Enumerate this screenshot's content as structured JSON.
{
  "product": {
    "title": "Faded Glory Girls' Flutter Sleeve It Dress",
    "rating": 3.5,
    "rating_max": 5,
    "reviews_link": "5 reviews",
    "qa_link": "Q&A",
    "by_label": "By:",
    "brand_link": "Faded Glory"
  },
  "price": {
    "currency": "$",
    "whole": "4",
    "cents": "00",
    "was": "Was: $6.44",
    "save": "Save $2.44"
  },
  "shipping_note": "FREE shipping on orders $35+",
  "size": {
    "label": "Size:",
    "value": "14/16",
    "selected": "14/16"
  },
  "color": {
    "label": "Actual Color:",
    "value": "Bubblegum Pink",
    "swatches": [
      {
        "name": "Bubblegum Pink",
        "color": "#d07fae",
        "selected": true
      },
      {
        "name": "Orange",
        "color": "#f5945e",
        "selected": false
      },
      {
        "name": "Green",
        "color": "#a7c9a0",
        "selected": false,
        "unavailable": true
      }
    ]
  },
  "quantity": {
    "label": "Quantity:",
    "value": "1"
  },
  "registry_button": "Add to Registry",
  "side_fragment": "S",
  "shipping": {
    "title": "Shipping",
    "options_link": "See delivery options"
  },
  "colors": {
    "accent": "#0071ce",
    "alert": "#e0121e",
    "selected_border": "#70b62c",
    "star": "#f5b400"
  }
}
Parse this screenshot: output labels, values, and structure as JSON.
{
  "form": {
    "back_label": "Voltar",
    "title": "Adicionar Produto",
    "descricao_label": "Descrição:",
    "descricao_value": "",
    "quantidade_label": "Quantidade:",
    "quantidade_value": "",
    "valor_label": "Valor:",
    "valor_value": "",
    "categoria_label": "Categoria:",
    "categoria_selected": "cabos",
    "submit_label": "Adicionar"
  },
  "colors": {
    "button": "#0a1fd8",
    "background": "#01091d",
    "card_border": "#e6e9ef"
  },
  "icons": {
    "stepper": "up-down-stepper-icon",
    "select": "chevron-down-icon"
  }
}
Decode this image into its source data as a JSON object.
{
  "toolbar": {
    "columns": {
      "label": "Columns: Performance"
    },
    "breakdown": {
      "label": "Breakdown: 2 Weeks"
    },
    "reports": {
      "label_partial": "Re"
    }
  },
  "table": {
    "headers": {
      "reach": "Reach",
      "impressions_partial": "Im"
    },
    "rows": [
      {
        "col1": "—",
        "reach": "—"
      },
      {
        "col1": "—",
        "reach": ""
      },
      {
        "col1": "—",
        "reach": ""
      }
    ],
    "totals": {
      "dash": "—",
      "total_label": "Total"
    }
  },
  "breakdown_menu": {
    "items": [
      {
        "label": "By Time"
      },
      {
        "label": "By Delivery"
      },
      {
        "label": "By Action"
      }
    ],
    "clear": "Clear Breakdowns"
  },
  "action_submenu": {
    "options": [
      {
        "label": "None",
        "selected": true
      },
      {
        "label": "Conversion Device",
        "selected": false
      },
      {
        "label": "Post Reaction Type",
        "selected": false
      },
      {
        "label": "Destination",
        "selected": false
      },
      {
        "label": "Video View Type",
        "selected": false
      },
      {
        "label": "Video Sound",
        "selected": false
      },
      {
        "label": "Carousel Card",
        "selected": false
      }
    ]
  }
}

● ● ● ● ●

▶ Written instruction
Your task is to print the whole listing again exactly.

▶ Solution to this task
Enumerate this screenshot's content as structured JSON.
{
  "product": {
    "title": "Faded Glory Girls' Flutter Sleeve It Dress",
    "rating": 3.5,
    "rating_max": 5,
    "reviews_link": "5 reviews",
    "qa_link": "Q&A",
    "by_label": "By:",
    "brand_link": "Faded Glory"
  },
  "price": {
    "currency": "$",
    "whole": "4",
    "cents": "00",
    "was": "Was: $6.44",
    "save": "Save $2.44"
  },
  "shipping_note": "FREE shipping on orders $35+",
  "size": {
    "label": "Size:",
    "value": "14/16",
    "selected": "14/16"
  },
  "color": {
    "label": "Actual Color:",
    "value": "Bubblegum Pink",
    "swatches": [
      {
        "name": "Bubblegum Pink",
        "color": "#d07fae",
        "selected": true
      },
      {
        "name": "Orange",
        "color": "#f5945e",
        "selected": false
      },
      {
        "name": "Green",
        "color": "#a7c9a0",
        "selected": false,
        "unavailable": true
      }
    ]
  },
  "quantity": {
    "label": "Quantity:",
    "value": "1"
  },
  "registry_button": "Add to Registry",
  "side_fragment": "S",
  "shipping": {
    "title": "Shipping",
    "options_link": "See delivery options"
  },
  "colors": {
    "accent": "#0071ce",
    "alert": "#e0121e",
    "selected_border": "#70b62c",
    "star": "#f5b400"
  }
}
Parse this screenshot: output labels, values, and structure as JSON.
{
  "form": {
    "back_label": "Voltar",
    "title": "Adicionar Produto",
    "descricao_label": "Descrição:",
    "descricao_value": "",
    "quantidade_label": "Quantidade:",
    "quantidade_value": "",
    "valor_label": "Valor:",
    "valor_value": "",
    "categoria_label": "Categoria:",
    "categoria_selected": "cabos",
    "submit_label": "Adicionar"
  },
  "colors": {
    "button": "#0a1fd8",
    "background": "#01091d",
    "card_border": "#e6e9ef"
  },
  "icons": {
    "stepper": "up-down-stepper-icon",
    "select": "chevron-down-icon"
  }
}
Decode this image into its source data as a JSON object.
{
  "toolbar": {
    "columns": {
      "label": "Columns: Performance"
    },
    "breakdown": {
      "label": "Breakdown: 2 Weeks"
    },
    "reports": {
      "label_partial": "Re"
    }
  },
  "table": {
    "headers": {
      "reach": "Reach",
      "impressions_partial": "Im"
    },
    "rows": [
      {
        "col1": "—",
        "reach": "—"
      },
      {
        "col1": "—",
        "reach": ""
      },
      {
        "col1": "—",
        "reach": ""
      }
    ],
    "totals": {
      "dash": "—",
      "total_label": "Total"
    }
  },
  "breakdown_menu": {
    "items": [
      {
        "label": "By Time"
      },
      {
        "label": "By Delivery"
      },
      {
        "label": "By Action"
      }
    ],
    "clear": "Clear Breakdowns"
  },
  "action_submenu": {
    "options": [
      {
        "label": "None",
        "selected": true
      },
      {
        "label": "Conversion Device",
        "selected": false
      },
      {
        "label": "Post Reaction Type",
        "selected": false
      },
      {
        "label": "Destination",
        "selected": false
      },
      {
        "label": "Video View Type",
        "selected": false
      },
      {
        "label": "Video Sound",
        "selected": false
      },
      {
        "label": "Carousel Card",
        "selected": false
      }
    ]
  }
}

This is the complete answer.